BEGIN Records shown

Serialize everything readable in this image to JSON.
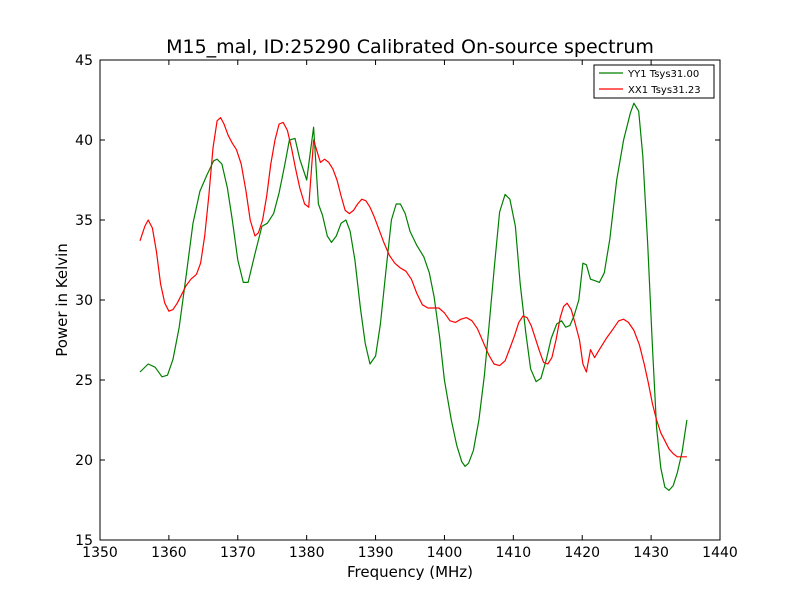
{
  "chart_data": {
    "type": "line",
    "title": "M15_mal, ID:25290 Calibrated On-source spectrum",
    "xlabel": "Frequency (MHz)",
    "ylabel": "Power in Kelvin",
    "xlim": [
      1350,
      1440
    ],
    "ylim": [
      15,
      45
    ],
    "xticks": [
      1350,
      1360,
      1370,
      1380,
      1390,
      1400,
      1410,
      1420,
      1430,
      1440
    ],
    "yticks": [
      15,
      20,
      25,
      30,
      35,
      40,
      45
    ],
    "grid": false,
    "legend_position": "top-right",
    "series": [
      {
        "name": "YY1 Tsys31.00",
        "color": "#008000",
        "x": [
          1355.8,
          1357.0,
          1358.0,
          1359.0,
          1359.8,
          1360.6,
          1361.5,
          1362.5,
          1363.5,
          1364.5,
          1365.5,
          1366.5,
          1367.0,
          1367.7,
          1368.5,
          1369.2,
          1370.0,
          1370.8,
          1371.5,
          1372.5,
          1373.5,
          1374.3,
          1375.2,
          1376.0,
          1376.8,
          1377.5,
          1378.3,
          1379.0,
          1380.0,
          1381.0,
          1381.7,
          1382.3,
          1383.0,
          1383.6,
          1384.3,
          1385.0,
          1385.7,
          1386.3,
          1387.0,
          1387.8,
          1388.5,
          1389.2,
          1390.0,
          1390.7,
          1391.5,
          1392.3,
          1393.0,
          1393.6,
          1394.3,
          1395.0,
          1396.0,
          1397.0,
          1397.8,
          1398.5,
          1399.3,
          1400.0,
          1401.0,
          1401.8,
          1402.5,
          1403.0,
          1403.5,
          1404.2,
          1405.0,
          1405.8,
          1406.5,
          1407.3,
          1408.0,
          1408.8,
          1409.5,
          1410.3,
          1411.0,
          1411.8,
          1412.5,
          1413.3,
          1414.0,
          1414.8,
          1415.5,
          1416.3,
          1417.0,
          1417.6,
          1418.2,
          1418.8,
          1419.5,
          1420.1,
          1420.6,
          1421.2,
          1421.9,
          1422.5,
          1423.2,
          1424.0,
          1425.0,
          1426.0,
          1427.0,
          1427.5,
          1428.2,
          1428.8,
          1429.5,
          1430.2,
          1430.8,
          1431.4,
          1432.0,
          1432.6,
          1433.2,
          1433.8,
          1434.5,
          1435.2
        ],
        "y": [
          25.5,
          26.0,
          25.8,
          25.2,
          25.3,
          26.3,
          28.3,
          31.5,
          34.8,
          36.8,
          37.8,
          38.7,
          38.8,
          38.5,
          37.0,
          35.0,
          32.5,
          31.1,
          31.1,
          32.9,
          34.6,
          34.8,
          35.4,
          36.7,
          38.4,
          40.0,
          40.1,
          38.8,
          37.5,
          40.8,
          36.0,
          35.3,
          34.0,
          33.6,
          34.0,
          34.8,
          35.0,
          34.3,
          32.5,
          29.5,
          27.3,
          26.0,
          26.5,
          28.5,
          31.8,
          35.0,
          36.0,
          36.0,
          35.4,
          34.3,
          33.4,
          32.7,
          31.7,
          30.2,
          27.7,
          25.0,
          22.5,
          20.9,
          19.9,
          19.6,
          19.8,
          20.6,
          22.5,
          25.3,
          28.5,
          32.3,
          35.5,
          36.6,
          36.3,
          34.6,
          31.0,
          28.0,
          25.7,
          24.9,
          25.1,
          26.3,
          27.6,
          28.5,
          28.7,
          28.3,
          28.4,
          29.0,
          30.0,
          32.3,
          32.2,
          31.3,
          31.2,
          31.1,
          31.7,
          33.8,
          37.5,
          40.0,
          41.7,
          42.3,
          41.8,
          39.0,
          33.5,
          27.0,
          22.0,
          19.5,
          18.3,
          18.1,
          18.4,
          19.2,
          20.5,
          22.5
        ]
      },
      {
        "name": "XX1 Tsys31.23",
        "color": "#ff0000",
        "x": [
          1355.8,
          1356.5,
          1357.0,
          1357.6,
          1358.2,
          1358.8,
          1359.4,
          1360.0,
          1360.6,
          1361.2,
          1361.8,
          1362.5,
          1363.2,
          1364.0,
          1364.6,
          1365.2,
          1365.8,
          1366.4,
          1367.0,
          1367.5,
          1368.0,
          1368.6,
          1369.2,
          1369.8,
          1370.5,
          1371.2,
          1371.8,
          1372.5,
          1373.0,
          1373.6,
          1374.2,
          1374.8,
          1375.4,
          1376.0,
          1376.6,
          1377.2,
          1377.8,
          1378.4,
          1379.0,
          1379.7,
          1380.3,
          1381.0,
          1381.5,
          1382.0,
          1382.6,
          1383.2,
          1383.8,
          1384.4,
          1385.0,
          1385.6,
          1386.2,
          1386.8,
          1387.4,
          1388.0,
          1388.6,
          1389.2,
          1389.8,
          1390.5,
          1391.2,
          1392.0,
          1392.8,
          1393.6,
          1394.4,
          1395.2,
          1396.0,
          1396.8,
          1397.6,
          1398.4,
          1399.2,
          1400.0,
          1400.8,
          1401.6,
          1402.4,
          1403.2,
          1404.0,
          1404.8,
          1405.6,
          1406.4,
          1407.2,
          1408.0,
          1408.8,
          1409.6,
          1410.2,
          1410.8,
          1411.4,
          1412.0,
          1412.6,
          1413.2,
          1413.8,
          1414.4,
          1415.0,
          1415.6,
          1416.2,
          1416.8,
          1417.3,
          1417.8,
          1418.4,
          1419.0,
          1419.6,
          1420.1,
          1420.6,
          1421.2,
          1421.8,
          1422.5,
          1423.5,
          1424.5,
          1425.3,
          1426.0,
          1426.7,
          1427.5,
          1428.3,
          1429.0,
          1429.6,
          1430.2,
          1430.8,
          1431.4,
          1432.0,
          1432.6,
          1433.2,
          1433.8,
          1434.5,
          1435.2
        ],
        "y": [
          33.7,
          34.6,
          35.0,
          34.5,
          33.0,
          31.0,
          29.8,
          29.3,
          29.4,
          29.8,
          30.3,
          30.9,
          31.3,
          31.6,
          32.3,
          34.0,
          36.5,
          39.5,
          41.2,
          41.4,
          41.0,
          40.3,
          39.8,
          39.4,
          38.5,
          36.8,
          35.0,
          34.0,
          34.2,
          35.0,
          36.5,
          38.5,
          40.0,
          41.0,
          41.1,
          40.6,
          39.5,
          38.2,
          37.0,
          36.0,
          35.8,
          40.0,
          39.3,
          38.6,
          38.8,
          38.6,
          38.2,
          37.5,
          36.5,
          35.6,
          35.4,
          35.6,
          36.0,
          36.3,
          36.2,
          35.8,
          35.2,
          34.4,
          33.6,
          32.8,
          32.3,
          32.0,
          31.8,
          31.3,
          30.4,
          29.7,
          29.5,
          29.5,
          29.5,
          29.2,
          28.7,
          28.6,
          28.8,
          28.9,
          28.7,
          28.2,
          27.4,
          26.6,
          26.0,
          25.9,
          26.2,
          27.1,
          27.8,
          28.6,
          29.0,
          28.9,
          28.4,
          27.6,
          26.8,
          26.1,
          26.0,
          26.4,
          27.5,
          28.9,
          29.6,
          29.8,
          29.4,
          28.5,
          27.5,
          26.0,
          25.5,
          26.9,
          26.4,
          26.9,
          27.6,
          28.2,
          28.7,
          28.8,
          28.6,
          28.1,
          27.2,
          26.0,
          24.8,
          23.5,
          22.5,
          21.7,
          21.2,
          20.7,
          20.4,
          20.2,
          20.2,
          20.2
        ]
      }
    ]
  }
}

END Records shown

[What is being asked]: Retype every entry verbatim and exclude the pictures from the copy.

[Exercise solution]:
Serialize everything readable in this image to JSON.
{
  "chart_data": {
    "type": "line",
    "title": "M15_mal, ID:25290 Calibrated On-source spectrum",
    "xlabel": "Frequency (MHz)",
    "ylabel": "Power in Kelvin",
    "xlim": [
      1350,
      1440
    ],
    "ylim": [
      15,
      45
    ],
    "xticks": [
      1350,
      1360,
      1370,
      1380,
      1390,
      1400,
      1410,
      1420,
      1430,
      1440
    ],
    "yticks": [
      15,
      20,
      25,
      30,
      35,
      40,
      45
    ],
    "grid": false,
    "legend_position": "top-right",
    "series": [
      {
        "name": "YY1 Tsys31.00",
        "color": "#008000",
        "x": [
          1355.8,
          1357.0,
          1358.0,
          1359.0,
          1359.8,
          1360.6,
          1361.5,
          1362.5,
          1363.5,
          1364.5,
          1365.5,
          1366.5,
          1367.0,
          1367.7,
          1368.5,
          1369.2,
          1370.0,
          1370.8,
          1371.5,
          1372.5,
          1373.5,
          1374.3,
          1375.2,
          1376.0,
          1376.8,
          1377.5,
          1378.3,
          1379.0,
          1380.0,
          1381.0,
          1381.7,
          1382.3,
          1383.0,
          1383.6,
          1384.3,
          1385.0,
          1385.7,
          1386.3,
          1387.0,
          1387.8,
          1388.5,
          1389.2,
          1390.0,
          1390.7,
          1391.5,
          1392.3,
          1393.0,
          1393.6,
          1394.3,
          1395.0,
          1396.0,
          1397.0,
          1397.8,
          1398.5,
          1399.3,
          1400.0,
          1401.0,
          1401.8,
          1402.5,
          1403.0,
          1403.5,
          1404.2,
          1405.0,
          1405.8,
          1406.5,
          1407.3,
          1408.0,
          1408.8,
          1409.5,
          1410.3,
          1411.0,
          1411.8,
          1412.5,
          1413.3,
          1414.0,
          1414.8,
          1415.5,
          1416.3,
          1417.0,
          1417.6,
          1418.2,
          1418.8,
          1419.5,
          1420.1,
          1420.6,
          1421.2,
          1421.9,
          1422.5,
          1423.2,
          1424.0,
          1425.0,
          1426.0,
          1427.0,
          1427.5,
          1428.2,
          1428.8,
          1429.5,
          1430.2,
          1430.8,
          1431.4,
          1432.0,
          1432.6,
          1433.2,
          1433.8,
          1434.5,
          1435.2
        ],
        "y": [
          25.5,
          26.0,
          25.8,
          25.2,
          25.3,
          26.3,
          28.3,
          31.5,
          34.8,
          36.8,
          37.8,
          38.7,
          38.8,
          38.5,
          37.0,
          35.0,
          32.5,
          31.1,
          31.1,
          32.9,
          34.6,
          34.8,
          35.4,
          36.7,
          38.4,
          40.0,
          40.1,
          38.8,
          37.5,
          40.8,
          36.0,
          35.3,
          34.0,
          33.6,
          34.0,
          34.8,
          35.0,
          34.3,
          32.5,
          29.5,
          27.3,
          26.0,
          26.5,
          28.5,
          31.8,
          35.0,
          36.0,
          36.0,
          35.4,
          34.3,
          33.4,
          32.7,
          31.7,
          30.2,
          27.7,
          25.0,
          22.5,
          20.9,
          19.9,
          19.6,
          19.8,
          20.6,
          22.5,
          25.3,
          28.5,
          32.3,
          35.5,
          36.6,
          36.3,
          34.6,
          31.0,
          28.0,
          25.7,
          24.9,
          25.1,
          26.3,
          27.6,
          28.5,
          28.7,
          28.3,
          28.4,
          29.0,
          30.0,
          32.3,
          32.2,
          31.3,
          31.2,
          31.1,
          31.7,
          33.8,
          37.5,
          40.0,
          41.7,
          42.3,
          41.8,
          39.0,
          33.5,
          27.0,
          22.0,
          19.5,
          18.3,
          18.1,
          18.4,
          19.2,
          20.5,
          22.5
        ]
      },
      {
        "name": "XX1 Tsys31.23",
        "color": "#ff0000",
        "x": [
          1355.8,
          1356.5,
          1357.0,
          1357.6,
          1358.2,
          1358.8,
          1359.4,
          1360.0,
          1360.6,
          1361.2,
          1361.8,
          1362.5,
          1363.2,
          1364.0,
          1364.6,
          1365.2,
          1365.8,
          1366.4,
          1367.0,
          1367.5,
          1368.0,
          1368.6,
          1369.2,
          1369.8,
          1370.5,
          1371.2,
          1371.8,
          1372.5,
          1373.0,
          1373.6,
          1374.2,
          1374.8,
          1375.4,
          1376.0,
          1376.6,
          1377.2,
          1377.8,
          1378.4,
          1379.0,
          1379.7,
          1380.3,
          1381.0,
          1381.5,
          1382.0,
          1382.6,
          1383.2,
          1383.8,
          1384.4,
          1385.0,
          1385.6,
          1386.2,
          1386.8,
          1387.4,
          1388.0,
          1388.6,
          1389.2,
          1389.8,
          1390.5,
          1391.2,
          1392.0,
          1392.8,
          1393.6,
          1394.4,
          1395.2,
          1396.0,
          1396.8,
          1397.6,
          1398.4,
          1399.2,
          1400.0,
          1400.8,
          1401.6,
          1402.4,
          1403.2,
          1404.0,
          1404.8,
          1405.6,
          1406.4,
          1407.2,
          1408.0,
          1408.8,
          1409.6,
          1410.2,
          1410.8,
          1411.4,
          1412.0,
          1412.6,
          1413.2,
          1413.8,
          1414.4,
          1415.0,
          1415.6,
          1416.2,
          1416.8,
          1417.3,
          1417.8,
          1418.4,
          1419.0,
          1419.6,
          1420.1,
          1420.6,
          1421.2,
          1421.8,
          1422.5,
          1423.5,
          1424.5,
          1425.3,
          1426.0,
          1426.7,
          1427.5,
          1428.3,
          1429.0,
          1429.6,
          1430.2,
          1430.8,
          1431.4,
          1432.0,
          1432.6,
          1433.2,
          1433.8,
          1434.5,
          1435.2
        ],
        "y": [
          33.7,
          34.6,
          35.0,
          34.5,
          33.0,
          31.0,
          29.8,
          29.3,
          29.4,
          29.8,
          30.3,
          30.9,
          31.3,
          31.6,
          32.3,
          34.0,
          36.5,
          39.5,
          41.2,
          41.4,
          41.0,
          40.3,
          39.8,
          39.4,
          38.5,
          36.8,
          35.0,
          34.0,
          34.2,
          35.0,
          36.5,
          38.5,
          40.0,
          41.0,
          41.1,
          40.6,
          39.5,
          38.2,
          37.0,
          36.0,
          35.8,
          40.0,
          39.3,
          38.6,
          38.8,
          38.6,
          38.2,
          37.5,
          36.5,
          35.6,
          35.4,
          35.6,
          36.0,
          36.3,
          36.2,
          35.8,
          35.2,
          34.4,
          33.6,
          32.8,
          32.3,
          32.0,
          31.8,
          31.3,
          30.4,
          29.7,
          29.5,
          29.5,
          29.5,
          29.2,
          28.7,
          28.6,
          28.8,
          28.9,
          28.7,
          28.2,
          27.4,
          26.6,
          26.0,
          25.9,
          26.2,
          27.1,
          27.8,
          28.6,
          29.0,
          28.9,
          28.4,
          27.6,
          26.8,
          26.1,
          26.0,
          26.4,
          27.5,
          28.9,
          29.6,
          29.8,
          29.4,
          28.5,
          27.5,
          26.0,
          25.5,
          26.9,
          26.4,
          26.9,
          27.6,
          28.2,
          28.7,
          28.8,
          28.6,
          28.1,
          27.2,
          26.0,
          24.8,
          23.5,
          22.5,
          21.7,
          21.2,
          20.7,
          20.4,
          20.2,
          20.2,
          20.2
        ]
      }
    ]
  }
}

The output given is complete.